TASK GOAL -> Quote the lines below from the one containing "Decode this image" to the final line, both ends included; exclude the pictures.

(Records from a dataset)
<<<<

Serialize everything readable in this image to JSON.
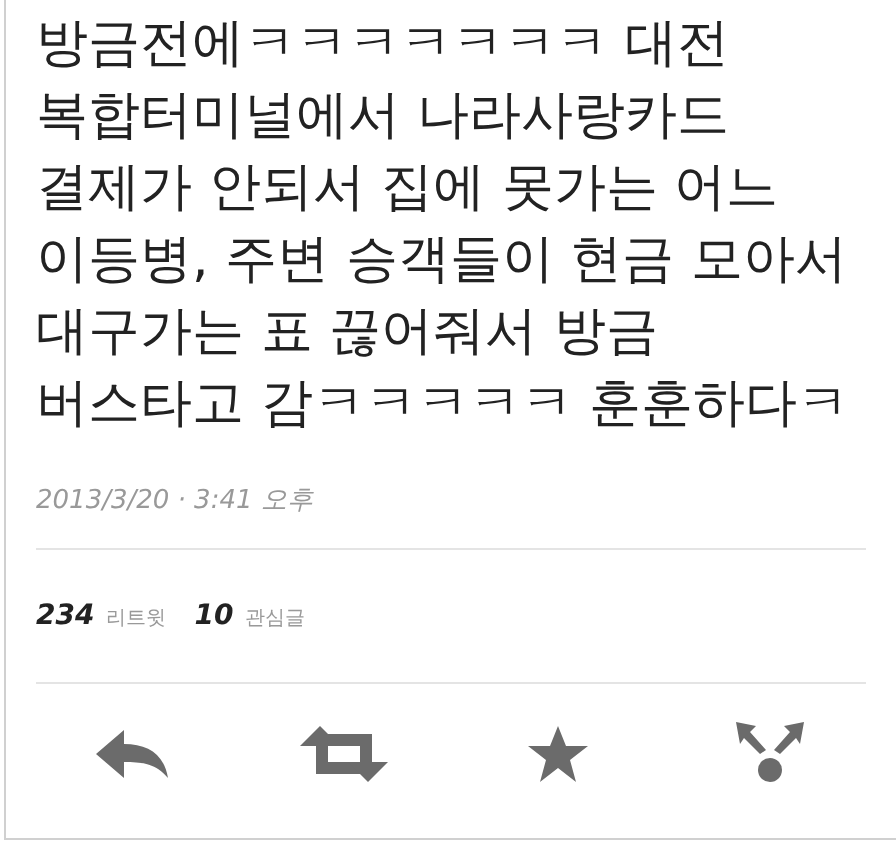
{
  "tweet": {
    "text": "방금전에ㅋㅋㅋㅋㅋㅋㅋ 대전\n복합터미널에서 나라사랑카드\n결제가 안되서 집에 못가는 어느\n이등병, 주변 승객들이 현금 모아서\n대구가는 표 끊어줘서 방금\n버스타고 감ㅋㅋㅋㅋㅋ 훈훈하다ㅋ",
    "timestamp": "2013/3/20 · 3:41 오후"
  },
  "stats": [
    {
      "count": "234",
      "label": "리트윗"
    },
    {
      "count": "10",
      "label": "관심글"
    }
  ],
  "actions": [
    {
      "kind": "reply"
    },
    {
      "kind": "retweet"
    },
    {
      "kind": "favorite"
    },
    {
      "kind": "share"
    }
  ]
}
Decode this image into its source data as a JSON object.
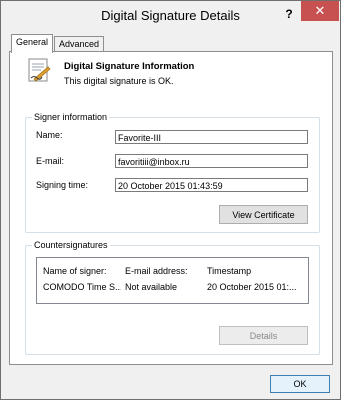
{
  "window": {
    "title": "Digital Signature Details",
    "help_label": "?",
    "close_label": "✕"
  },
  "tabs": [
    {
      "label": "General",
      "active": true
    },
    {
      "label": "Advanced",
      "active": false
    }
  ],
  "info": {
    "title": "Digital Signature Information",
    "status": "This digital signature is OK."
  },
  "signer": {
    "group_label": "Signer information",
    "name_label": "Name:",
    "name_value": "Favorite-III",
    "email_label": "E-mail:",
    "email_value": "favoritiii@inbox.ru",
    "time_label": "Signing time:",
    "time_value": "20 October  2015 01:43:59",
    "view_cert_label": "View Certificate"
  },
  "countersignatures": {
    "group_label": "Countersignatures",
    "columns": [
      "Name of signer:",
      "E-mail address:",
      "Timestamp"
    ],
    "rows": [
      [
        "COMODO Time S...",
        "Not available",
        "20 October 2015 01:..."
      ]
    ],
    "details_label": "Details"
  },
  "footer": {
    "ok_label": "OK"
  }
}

>>>>

CORRECT ANSWER ->
Decode this image into its source data as a JSON object.
{
  "window": {
    "title": "Digital Signature Details",
    "help_label": "?",
    "close_label": "✕"
  },
  "tabs": [
    {
      "label": "General",
      "active": true
    },
    {
      "label": "Advanced",
      "active": false
    }
  ],
  "info": {
    "title": "Digital Signature Information",
    "status": "This digital signature is OK."
  },
  "signer": {
    "group_label": "Signer information",
    "name_label": "Name:",
    "name_value": "Favorite-III",
    "email_label": "E-mail:",
    "email_value": "favoritiii@inbox.ru",
    "time_label": "Signing time:",
    "time_value": "20 October  2015 01:43:59",
    "view_cert_label": "View Certificate"
  },
  "countersignatures": {
    "group_label": "Countersignatures",
    "columns": [
      "Name of signer:",
      "E-mail address:",
      "Timestamp"
    ],
    "rows": [
      [
        "COMODO Time S...",
        "Not available",
        "20 October 2015 01:..."
      ]
    ],
    "details_label": "Details"
  },
  "footer": {
    "ok_label": "OK"
  }
}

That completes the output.